Data records:
================

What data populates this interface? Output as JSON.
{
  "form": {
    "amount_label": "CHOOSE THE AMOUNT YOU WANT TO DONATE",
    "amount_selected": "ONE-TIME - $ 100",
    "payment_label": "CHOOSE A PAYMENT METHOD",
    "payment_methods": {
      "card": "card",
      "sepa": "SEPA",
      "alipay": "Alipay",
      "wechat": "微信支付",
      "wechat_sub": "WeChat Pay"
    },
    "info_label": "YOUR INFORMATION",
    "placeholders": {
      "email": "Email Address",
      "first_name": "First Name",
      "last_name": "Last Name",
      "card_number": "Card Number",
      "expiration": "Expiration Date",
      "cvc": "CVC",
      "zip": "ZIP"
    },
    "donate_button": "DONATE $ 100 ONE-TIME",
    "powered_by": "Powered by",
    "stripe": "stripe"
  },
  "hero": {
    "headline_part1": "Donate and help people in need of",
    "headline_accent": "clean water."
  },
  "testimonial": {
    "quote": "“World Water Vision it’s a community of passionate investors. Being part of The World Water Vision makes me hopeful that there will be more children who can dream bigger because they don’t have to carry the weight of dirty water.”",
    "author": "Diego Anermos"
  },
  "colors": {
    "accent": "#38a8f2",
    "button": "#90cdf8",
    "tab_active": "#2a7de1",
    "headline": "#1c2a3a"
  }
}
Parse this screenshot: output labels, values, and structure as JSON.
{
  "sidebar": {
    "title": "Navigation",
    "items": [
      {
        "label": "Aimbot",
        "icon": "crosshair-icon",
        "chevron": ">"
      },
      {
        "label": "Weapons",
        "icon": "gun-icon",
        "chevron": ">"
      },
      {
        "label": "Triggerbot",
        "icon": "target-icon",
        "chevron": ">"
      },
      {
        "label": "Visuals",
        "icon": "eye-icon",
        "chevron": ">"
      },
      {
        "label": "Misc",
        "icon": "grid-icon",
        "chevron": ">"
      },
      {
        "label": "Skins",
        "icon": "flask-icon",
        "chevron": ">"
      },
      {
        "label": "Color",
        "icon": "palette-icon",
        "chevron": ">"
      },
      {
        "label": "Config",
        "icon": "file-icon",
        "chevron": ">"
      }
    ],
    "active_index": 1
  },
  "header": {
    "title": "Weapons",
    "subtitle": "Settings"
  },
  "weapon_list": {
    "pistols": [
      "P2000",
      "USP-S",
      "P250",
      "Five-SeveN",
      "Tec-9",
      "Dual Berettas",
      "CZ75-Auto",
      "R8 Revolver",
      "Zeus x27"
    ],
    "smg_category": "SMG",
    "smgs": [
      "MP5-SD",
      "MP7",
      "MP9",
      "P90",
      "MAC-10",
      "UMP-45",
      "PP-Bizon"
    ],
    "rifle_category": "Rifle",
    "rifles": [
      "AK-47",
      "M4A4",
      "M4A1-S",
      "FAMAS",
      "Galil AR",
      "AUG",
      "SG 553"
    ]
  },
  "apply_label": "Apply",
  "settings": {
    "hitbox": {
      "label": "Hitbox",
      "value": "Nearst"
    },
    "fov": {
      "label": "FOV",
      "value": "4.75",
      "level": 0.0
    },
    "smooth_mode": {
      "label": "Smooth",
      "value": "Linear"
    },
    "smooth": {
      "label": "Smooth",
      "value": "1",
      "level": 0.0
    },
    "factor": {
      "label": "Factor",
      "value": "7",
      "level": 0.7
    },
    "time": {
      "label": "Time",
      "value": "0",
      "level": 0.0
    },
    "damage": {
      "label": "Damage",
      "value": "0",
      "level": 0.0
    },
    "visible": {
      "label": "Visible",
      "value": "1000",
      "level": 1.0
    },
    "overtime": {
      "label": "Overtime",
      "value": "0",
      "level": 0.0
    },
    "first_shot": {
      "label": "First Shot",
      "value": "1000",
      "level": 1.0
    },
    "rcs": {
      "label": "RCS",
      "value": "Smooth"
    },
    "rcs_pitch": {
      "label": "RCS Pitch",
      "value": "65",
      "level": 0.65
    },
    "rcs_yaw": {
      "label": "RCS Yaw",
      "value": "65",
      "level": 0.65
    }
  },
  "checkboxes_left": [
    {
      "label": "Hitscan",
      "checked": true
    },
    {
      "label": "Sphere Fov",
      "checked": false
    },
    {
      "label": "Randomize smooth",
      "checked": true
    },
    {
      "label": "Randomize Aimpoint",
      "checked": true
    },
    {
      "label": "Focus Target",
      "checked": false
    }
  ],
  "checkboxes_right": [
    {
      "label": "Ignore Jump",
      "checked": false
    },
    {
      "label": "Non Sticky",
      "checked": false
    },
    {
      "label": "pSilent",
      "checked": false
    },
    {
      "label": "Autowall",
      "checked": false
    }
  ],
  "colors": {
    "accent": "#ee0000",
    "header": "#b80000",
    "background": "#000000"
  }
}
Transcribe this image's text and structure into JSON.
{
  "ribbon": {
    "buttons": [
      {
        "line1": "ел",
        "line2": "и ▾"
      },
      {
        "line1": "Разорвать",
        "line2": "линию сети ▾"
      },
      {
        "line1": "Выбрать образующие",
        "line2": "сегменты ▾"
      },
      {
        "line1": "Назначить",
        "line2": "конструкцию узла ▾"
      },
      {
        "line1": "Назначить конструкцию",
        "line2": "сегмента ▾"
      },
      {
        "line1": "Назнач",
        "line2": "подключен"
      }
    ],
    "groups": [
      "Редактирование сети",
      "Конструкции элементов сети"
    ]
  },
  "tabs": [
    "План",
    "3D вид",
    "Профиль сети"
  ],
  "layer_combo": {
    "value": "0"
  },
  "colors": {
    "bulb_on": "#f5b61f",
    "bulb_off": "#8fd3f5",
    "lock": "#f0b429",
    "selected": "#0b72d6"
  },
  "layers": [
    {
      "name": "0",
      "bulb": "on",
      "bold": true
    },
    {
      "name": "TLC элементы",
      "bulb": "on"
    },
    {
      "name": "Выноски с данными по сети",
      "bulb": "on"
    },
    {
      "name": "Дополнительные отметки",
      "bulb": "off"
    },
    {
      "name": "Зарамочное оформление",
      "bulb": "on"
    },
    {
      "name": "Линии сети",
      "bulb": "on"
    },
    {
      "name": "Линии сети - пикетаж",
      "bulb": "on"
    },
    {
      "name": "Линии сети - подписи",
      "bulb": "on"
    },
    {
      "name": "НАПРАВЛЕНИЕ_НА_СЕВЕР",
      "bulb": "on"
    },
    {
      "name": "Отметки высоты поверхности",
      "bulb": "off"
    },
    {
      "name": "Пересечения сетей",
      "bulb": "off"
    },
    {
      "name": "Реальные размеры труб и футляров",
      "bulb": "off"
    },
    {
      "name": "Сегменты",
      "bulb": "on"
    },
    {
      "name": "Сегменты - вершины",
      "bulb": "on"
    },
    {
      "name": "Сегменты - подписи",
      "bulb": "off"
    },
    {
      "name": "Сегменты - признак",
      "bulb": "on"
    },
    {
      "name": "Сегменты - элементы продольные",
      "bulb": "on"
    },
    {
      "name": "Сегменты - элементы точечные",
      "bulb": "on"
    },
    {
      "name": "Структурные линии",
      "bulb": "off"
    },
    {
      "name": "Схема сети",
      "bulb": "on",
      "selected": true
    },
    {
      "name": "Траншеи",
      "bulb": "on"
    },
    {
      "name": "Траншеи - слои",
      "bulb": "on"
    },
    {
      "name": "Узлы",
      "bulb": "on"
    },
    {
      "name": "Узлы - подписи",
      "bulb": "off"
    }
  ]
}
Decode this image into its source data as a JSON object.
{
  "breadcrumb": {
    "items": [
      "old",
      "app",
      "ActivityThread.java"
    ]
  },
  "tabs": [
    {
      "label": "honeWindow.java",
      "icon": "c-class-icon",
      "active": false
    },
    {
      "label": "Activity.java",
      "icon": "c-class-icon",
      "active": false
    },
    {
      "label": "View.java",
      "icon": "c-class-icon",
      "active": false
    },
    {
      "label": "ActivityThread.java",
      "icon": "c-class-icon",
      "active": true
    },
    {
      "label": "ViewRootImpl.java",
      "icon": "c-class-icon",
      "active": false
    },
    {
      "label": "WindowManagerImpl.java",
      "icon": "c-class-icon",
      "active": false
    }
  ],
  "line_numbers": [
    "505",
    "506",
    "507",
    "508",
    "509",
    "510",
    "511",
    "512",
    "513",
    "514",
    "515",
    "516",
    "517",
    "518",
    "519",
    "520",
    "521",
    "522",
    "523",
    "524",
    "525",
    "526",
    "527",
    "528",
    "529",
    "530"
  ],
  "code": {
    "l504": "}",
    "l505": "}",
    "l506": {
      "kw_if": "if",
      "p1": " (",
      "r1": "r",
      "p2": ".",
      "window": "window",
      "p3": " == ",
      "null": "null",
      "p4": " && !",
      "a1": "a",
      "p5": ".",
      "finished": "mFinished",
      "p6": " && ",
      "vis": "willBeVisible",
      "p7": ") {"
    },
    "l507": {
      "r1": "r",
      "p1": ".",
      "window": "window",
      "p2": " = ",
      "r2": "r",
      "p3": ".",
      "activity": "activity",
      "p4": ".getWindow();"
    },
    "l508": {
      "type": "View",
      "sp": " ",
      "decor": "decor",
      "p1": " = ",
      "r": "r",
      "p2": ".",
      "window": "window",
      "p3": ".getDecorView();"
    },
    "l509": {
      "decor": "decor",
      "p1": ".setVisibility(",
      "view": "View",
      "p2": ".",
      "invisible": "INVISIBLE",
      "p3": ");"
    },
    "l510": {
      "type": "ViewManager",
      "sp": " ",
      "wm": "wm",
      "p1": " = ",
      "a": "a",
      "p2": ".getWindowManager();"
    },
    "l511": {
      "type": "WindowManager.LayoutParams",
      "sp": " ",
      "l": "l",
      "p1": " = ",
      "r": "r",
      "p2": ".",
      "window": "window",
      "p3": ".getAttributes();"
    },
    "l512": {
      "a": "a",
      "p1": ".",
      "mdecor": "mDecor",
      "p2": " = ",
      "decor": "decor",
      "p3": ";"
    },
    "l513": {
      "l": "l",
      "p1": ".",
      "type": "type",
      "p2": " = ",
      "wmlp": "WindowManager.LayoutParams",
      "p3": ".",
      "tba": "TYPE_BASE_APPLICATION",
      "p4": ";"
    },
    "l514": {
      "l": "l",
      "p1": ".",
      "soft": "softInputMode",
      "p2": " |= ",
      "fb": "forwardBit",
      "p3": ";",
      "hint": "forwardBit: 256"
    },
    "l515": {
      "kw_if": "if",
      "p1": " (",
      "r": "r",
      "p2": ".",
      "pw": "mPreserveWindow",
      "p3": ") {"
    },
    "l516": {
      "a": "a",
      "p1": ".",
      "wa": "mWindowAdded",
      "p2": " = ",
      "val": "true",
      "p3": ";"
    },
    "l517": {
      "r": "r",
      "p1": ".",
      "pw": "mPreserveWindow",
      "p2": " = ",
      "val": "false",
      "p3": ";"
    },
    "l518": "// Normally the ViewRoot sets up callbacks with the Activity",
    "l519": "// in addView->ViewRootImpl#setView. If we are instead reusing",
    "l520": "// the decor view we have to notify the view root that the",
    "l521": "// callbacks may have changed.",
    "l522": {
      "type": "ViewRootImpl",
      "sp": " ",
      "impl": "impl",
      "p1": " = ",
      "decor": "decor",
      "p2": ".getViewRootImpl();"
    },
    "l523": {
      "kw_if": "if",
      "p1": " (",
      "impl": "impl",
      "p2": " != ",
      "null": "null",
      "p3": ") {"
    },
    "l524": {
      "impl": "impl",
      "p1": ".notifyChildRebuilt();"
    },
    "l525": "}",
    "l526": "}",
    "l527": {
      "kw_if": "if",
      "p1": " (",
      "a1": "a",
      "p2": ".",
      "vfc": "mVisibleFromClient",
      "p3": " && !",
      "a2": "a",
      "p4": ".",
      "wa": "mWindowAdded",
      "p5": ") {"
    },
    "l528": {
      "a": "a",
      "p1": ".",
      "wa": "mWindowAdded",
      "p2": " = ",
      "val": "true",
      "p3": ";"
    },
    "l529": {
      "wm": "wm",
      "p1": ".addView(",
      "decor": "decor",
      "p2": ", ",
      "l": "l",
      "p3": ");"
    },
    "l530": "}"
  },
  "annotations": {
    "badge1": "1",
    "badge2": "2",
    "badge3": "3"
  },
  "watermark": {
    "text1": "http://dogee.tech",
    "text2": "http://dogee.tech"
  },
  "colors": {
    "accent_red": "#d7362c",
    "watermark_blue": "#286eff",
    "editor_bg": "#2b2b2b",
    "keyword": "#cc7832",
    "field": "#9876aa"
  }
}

================

◆ **WHAT IS ASKED**
In the records above, locate the lines holding the word "Randomize". Copy each of them.

◆ **EXERCISE RESPONSE**
      "label": "Randomize smooth",
      "label": "Randomize Aimpoint",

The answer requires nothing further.